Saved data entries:

>> start

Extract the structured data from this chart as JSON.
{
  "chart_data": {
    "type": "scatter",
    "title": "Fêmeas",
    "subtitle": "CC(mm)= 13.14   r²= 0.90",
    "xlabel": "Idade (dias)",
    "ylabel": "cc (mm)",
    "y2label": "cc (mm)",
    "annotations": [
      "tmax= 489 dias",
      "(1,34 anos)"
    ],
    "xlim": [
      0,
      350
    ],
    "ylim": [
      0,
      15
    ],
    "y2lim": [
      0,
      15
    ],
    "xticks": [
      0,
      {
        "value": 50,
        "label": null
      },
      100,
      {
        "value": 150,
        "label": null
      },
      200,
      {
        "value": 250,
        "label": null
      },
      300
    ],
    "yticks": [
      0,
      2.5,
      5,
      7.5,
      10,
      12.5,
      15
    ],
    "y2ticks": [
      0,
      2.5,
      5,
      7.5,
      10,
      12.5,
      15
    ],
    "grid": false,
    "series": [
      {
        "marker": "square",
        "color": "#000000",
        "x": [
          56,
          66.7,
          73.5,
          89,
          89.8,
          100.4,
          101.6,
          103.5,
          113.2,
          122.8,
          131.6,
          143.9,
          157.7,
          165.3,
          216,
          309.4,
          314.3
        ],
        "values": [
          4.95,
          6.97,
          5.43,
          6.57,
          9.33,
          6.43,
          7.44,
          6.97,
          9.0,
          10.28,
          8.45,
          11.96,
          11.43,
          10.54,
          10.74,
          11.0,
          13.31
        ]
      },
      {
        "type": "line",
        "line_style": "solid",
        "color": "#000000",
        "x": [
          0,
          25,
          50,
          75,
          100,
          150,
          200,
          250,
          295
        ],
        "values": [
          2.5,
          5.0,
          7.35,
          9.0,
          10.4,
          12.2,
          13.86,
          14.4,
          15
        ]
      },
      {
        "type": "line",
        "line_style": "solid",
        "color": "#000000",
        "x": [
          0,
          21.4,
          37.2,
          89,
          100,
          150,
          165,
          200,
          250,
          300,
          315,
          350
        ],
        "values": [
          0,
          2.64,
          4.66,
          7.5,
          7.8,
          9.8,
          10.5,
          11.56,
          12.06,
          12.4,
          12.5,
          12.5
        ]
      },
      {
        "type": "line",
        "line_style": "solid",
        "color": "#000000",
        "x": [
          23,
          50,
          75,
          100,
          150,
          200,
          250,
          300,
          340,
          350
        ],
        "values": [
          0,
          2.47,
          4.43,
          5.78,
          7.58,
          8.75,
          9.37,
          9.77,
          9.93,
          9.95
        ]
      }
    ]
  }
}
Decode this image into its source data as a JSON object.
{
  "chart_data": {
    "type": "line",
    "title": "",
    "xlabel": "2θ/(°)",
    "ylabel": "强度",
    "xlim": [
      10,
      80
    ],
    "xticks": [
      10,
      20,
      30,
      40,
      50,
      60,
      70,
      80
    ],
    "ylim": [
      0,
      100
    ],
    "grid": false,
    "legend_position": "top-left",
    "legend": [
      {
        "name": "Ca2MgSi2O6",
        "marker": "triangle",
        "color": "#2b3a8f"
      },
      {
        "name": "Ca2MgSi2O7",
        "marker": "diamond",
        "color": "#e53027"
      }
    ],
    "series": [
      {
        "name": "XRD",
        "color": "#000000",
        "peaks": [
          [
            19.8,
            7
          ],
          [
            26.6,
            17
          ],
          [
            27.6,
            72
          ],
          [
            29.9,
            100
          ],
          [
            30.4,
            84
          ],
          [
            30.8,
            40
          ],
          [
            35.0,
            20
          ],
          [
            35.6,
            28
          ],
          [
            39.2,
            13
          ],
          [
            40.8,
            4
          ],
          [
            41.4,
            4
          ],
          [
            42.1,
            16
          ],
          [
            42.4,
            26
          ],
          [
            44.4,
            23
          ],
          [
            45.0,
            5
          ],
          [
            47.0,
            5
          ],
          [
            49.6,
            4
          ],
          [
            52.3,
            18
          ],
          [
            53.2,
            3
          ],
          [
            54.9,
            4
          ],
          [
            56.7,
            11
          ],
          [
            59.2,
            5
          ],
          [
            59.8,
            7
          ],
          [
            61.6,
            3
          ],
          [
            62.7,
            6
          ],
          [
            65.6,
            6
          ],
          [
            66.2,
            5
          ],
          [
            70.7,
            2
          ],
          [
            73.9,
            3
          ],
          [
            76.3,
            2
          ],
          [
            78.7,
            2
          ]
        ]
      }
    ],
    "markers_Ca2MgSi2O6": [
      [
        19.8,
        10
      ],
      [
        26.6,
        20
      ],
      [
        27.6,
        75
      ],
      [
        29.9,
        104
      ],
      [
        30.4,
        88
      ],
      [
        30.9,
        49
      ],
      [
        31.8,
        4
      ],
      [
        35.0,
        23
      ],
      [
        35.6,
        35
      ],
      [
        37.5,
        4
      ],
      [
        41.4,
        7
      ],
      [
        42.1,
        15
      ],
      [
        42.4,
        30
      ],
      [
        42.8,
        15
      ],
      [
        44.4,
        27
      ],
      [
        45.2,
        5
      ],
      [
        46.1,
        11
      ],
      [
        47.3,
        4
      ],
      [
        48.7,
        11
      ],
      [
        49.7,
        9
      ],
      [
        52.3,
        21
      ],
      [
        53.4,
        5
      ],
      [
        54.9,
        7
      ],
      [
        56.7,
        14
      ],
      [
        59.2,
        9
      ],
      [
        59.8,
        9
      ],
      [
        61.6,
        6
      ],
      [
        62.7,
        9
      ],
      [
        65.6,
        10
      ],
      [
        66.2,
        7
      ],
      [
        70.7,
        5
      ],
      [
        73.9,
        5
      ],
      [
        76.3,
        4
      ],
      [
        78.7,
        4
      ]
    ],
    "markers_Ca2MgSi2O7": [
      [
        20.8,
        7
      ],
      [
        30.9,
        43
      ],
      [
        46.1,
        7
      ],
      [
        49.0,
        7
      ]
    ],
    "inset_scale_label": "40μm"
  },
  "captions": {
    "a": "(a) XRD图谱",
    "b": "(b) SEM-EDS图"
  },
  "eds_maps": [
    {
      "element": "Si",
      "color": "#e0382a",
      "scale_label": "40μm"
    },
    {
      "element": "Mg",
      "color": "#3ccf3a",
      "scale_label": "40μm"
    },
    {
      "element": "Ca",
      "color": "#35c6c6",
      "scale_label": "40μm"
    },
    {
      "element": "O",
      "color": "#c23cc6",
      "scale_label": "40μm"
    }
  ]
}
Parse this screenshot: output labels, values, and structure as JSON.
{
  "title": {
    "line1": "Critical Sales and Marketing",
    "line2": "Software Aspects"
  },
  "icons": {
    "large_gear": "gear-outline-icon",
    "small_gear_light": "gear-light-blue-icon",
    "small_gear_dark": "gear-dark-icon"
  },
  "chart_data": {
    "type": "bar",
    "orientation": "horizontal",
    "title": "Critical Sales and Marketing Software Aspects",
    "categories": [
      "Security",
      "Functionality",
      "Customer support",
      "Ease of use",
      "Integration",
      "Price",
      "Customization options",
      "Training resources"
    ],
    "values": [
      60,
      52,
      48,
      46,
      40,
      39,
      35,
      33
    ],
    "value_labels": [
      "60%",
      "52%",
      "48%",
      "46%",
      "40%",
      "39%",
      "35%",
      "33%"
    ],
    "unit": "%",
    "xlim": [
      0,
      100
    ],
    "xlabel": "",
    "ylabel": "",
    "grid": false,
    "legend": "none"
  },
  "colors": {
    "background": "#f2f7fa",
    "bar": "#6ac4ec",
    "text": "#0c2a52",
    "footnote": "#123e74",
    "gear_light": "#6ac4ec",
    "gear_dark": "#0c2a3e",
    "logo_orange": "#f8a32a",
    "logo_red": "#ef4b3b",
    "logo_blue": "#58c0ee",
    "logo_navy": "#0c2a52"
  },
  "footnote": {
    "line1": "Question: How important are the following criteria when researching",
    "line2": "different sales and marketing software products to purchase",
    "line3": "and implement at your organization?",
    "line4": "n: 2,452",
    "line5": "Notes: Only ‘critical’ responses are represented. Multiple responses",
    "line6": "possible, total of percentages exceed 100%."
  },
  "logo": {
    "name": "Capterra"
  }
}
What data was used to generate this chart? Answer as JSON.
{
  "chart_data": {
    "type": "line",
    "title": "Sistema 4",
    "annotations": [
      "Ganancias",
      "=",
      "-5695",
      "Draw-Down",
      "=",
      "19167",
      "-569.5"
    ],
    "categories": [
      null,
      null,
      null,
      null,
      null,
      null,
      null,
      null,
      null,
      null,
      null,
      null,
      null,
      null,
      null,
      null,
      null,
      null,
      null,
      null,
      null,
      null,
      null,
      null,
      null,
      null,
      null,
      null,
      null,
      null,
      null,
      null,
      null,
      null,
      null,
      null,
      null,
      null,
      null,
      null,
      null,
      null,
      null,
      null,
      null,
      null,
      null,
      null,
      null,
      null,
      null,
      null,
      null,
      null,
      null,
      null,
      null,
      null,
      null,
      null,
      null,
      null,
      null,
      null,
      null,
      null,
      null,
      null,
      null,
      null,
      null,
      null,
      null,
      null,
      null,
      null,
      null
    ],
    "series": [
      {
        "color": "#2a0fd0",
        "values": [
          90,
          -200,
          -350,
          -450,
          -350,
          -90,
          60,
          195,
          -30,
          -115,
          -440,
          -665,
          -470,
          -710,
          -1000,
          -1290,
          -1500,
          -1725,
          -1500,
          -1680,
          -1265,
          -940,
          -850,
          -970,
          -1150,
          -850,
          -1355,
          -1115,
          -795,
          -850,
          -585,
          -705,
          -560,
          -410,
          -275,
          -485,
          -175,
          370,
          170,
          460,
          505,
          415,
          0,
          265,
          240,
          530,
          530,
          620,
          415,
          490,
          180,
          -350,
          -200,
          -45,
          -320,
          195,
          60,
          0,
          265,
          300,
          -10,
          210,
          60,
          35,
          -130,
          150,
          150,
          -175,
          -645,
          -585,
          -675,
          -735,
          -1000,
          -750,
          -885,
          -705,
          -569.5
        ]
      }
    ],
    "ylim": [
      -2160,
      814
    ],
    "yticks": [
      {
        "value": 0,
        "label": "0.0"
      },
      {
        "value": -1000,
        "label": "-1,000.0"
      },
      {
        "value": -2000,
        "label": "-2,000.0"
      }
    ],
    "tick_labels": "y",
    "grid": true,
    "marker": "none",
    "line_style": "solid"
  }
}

>> end

SET EXERCISE:
The word "element" may occur in lines of the records. Report how many such lines there are, giving only the number.

ANSWER FOR THIS EXERCISE:
4